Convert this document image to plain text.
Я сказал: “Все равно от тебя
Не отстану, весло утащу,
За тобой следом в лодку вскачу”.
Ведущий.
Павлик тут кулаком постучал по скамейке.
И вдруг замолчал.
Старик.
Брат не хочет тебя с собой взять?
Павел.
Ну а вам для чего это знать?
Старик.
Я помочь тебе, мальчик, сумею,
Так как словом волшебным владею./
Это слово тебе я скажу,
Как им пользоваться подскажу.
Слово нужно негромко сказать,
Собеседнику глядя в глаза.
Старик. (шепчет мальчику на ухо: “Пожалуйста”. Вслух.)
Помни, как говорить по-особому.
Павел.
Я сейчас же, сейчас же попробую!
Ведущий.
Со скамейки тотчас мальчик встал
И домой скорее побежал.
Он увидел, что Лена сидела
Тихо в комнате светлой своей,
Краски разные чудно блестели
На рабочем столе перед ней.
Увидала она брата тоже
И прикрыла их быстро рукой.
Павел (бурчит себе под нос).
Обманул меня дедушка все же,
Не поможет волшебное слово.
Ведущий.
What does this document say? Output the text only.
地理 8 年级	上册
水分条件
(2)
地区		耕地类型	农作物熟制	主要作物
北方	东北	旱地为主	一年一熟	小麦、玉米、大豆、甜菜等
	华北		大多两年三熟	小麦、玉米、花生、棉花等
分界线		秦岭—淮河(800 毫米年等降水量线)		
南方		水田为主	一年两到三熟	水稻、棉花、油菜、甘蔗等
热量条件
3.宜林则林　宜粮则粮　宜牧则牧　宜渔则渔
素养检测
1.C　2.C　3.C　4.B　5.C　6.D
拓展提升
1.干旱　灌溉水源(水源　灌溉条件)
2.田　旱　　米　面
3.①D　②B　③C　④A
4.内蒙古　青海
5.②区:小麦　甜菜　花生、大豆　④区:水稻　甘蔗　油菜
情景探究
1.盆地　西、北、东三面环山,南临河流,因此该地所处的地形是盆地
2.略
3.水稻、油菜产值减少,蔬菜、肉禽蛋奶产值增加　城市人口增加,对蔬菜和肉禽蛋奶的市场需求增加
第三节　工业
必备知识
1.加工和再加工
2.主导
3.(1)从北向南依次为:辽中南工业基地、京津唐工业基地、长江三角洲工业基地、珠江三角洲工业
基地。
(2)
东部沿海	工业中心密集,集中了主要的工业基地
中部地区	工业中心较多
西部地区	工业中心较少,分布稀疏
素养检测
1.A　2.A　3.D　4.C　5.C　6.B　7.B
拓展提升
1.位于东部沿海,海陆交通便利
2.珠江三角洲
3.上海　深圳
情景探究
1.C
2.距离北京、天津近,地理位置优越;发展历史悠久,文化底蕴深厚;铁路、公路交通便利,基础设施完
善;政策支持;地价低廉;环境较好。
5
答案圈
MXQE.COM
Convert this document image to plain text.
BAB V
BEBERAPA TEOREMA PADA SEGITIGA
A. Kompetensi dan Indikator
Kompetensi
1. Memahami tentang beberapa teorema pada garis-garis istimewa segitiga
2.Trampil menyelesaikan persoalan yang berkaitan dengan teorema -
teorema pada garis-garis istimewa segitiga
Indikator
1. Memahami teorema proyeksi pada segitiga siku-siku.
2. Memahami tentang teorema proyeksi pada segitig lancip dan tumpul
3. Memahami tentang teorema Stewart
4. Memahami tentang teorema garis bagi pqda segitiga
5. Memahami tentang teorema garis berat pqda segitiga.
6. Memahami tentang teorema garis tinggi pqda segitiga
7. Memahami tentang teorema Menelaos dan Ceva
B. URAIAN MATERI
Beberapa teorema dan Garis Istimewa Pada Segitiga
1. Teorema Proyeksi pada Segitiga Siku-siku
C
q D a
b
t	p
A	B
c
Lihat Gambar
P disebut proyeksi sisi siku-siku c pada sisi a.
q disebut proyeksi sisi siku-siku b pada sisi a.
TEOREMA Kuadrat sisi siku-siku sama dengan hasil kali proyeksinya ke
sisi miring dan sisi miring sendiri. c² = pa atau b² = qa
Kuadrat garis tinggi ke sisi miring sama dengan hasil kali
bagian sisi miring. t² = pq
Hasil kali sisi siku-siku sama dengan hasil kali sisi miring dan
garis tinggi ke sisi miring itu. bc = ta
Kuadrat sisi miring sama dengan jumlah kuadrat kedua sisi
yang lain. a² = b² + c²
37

++++

__WHAT IS EXPECTED__.
Say, as a bare number, how many lines in the entries above include the string "Kuadrat".

__OUTPUT__.
3